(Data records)
######
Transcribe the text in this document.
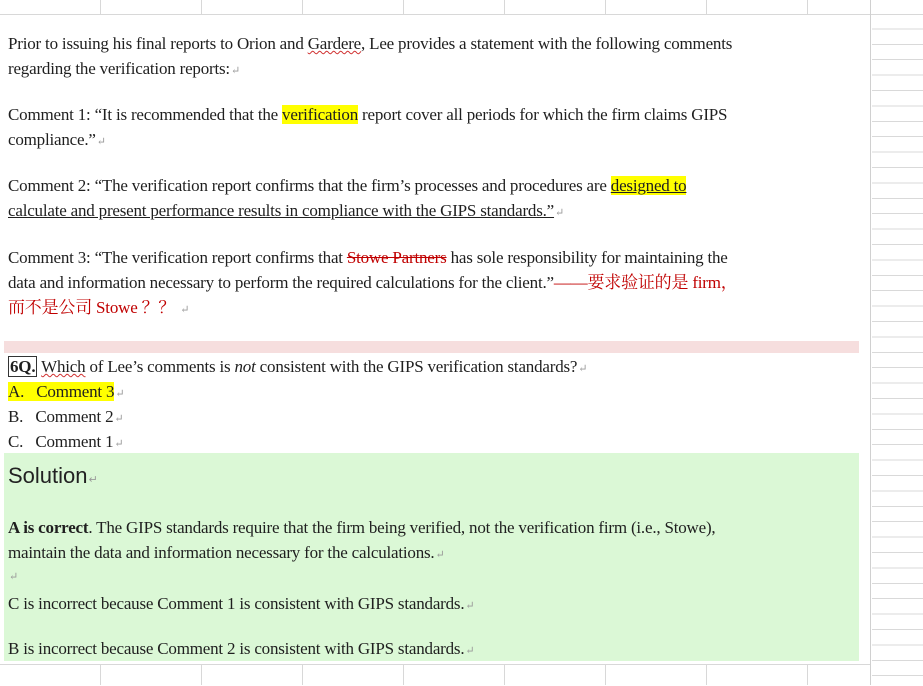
Prior to issuing his final reports to Orion and Gardere, Lee provides a statement with the following comments
regarding the verification reports:↵
Comment 1: “It is recommended that the verification report cover all periods for which the firm claims GIPS
compliance.”↵
Comment 2: “The verification report confirms that the firm’s processes and procedures are designed to
calculate and present performance results in compliance with the GIPS standards.”↵
Comment 3: “The verification report confirms that Stowe Partners has sole responsibility for maintaining the
data and information necessary to perform the required calculations for the client.”——要求验证的是 firm，
而不是公司 Stowe ？？ ↵
6Q. Which of Lee’s comments is not consistent with the GIPS verification standards?↵
A. Comment 3↵
B. Comment 2↵
C. Comment 1↵
Solution↵
A is correct. The GIPS standards require that the firm being verified, not the verification firm (i.e., Stowe),
maintain the data and information necessary for the calculations.↵
↵
C is incorrect because Comment 1 is consistent with GIPS standards.↵
B is incorrect because Comment 2 is consistent with GIPS standards.↵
######
> _Given exercise_
Each entry shown above must be quoted exactly, with its pictures left out.

> _Answer in full_
Transcribe the text in this document.
Prior to issuing his final reports to Orion and Gardere, Lee provides a statement with the following comments
regarding the verification reports:↵
Comment 1: “It is recommended that the verification report cover all periods for which the firm claims GIPS
compliance.”↵
Comment 2: “The verification report confirms that the firm’s processes and procedures are designed to
calculate and present performance results in compliance with the GIPS standards.”↵
Comment 3: “The verification report confirms that Stowe Partners has sole responsibility for maintaining the
data and information necessary to perform the required calculations for the client.”——要求验证的是 firm，
而不是公司 Stowe ？？ ↵
6Q. Which of Lee’s comments is not consistent with the GIPS verification standards?↵
A. Comment 3↵
B. Comment 2↵
C. Comment 1↵
Solution↵
A is correct. The GIPS standards require that the firm being verified, not the verification firm (i.e., Stowe),
maintain the data and information necessary for the calculations.↵
↵
C is incorrect because Comment 1 is consistent with GIPS standards.↵
B is incorrect because Comment 2 is consistent with GIPS standards.↵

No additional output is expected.